What to produce
Isolate every line in the records below with "conductors" in it.

Records provided
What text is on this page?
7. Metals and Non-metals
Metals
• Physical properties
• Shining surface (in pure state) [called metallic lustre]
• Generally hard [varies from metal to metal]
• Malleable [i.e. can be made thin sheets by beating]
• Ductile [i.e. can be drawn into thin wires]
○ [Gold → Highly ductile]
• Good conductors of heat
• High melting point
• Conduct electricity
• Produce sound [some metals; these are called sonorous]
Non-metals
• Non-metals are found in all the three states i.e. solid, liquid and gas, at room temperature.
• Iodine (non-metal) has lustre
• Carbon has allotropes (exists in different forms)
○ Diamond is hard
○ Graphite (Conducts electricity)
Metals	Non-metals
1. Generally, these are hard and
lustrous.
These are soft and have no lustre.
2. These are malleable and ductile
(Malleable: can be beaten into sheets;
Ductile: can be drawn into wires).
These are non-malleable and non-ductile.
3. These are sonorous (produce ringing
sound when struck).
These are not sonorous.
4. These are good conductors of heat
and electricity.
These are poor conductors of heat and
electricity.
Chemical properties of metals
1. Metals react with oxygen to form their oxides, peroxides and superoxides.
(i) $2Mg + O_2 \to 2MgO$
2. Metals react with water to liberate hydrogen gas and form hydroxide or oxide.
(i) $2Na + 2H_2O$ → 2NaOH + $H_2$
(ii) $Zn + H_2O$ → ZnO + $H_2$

Response to this task
• Good conductors of heat
4. These are good conductors of heat
These are poor conductors of heat and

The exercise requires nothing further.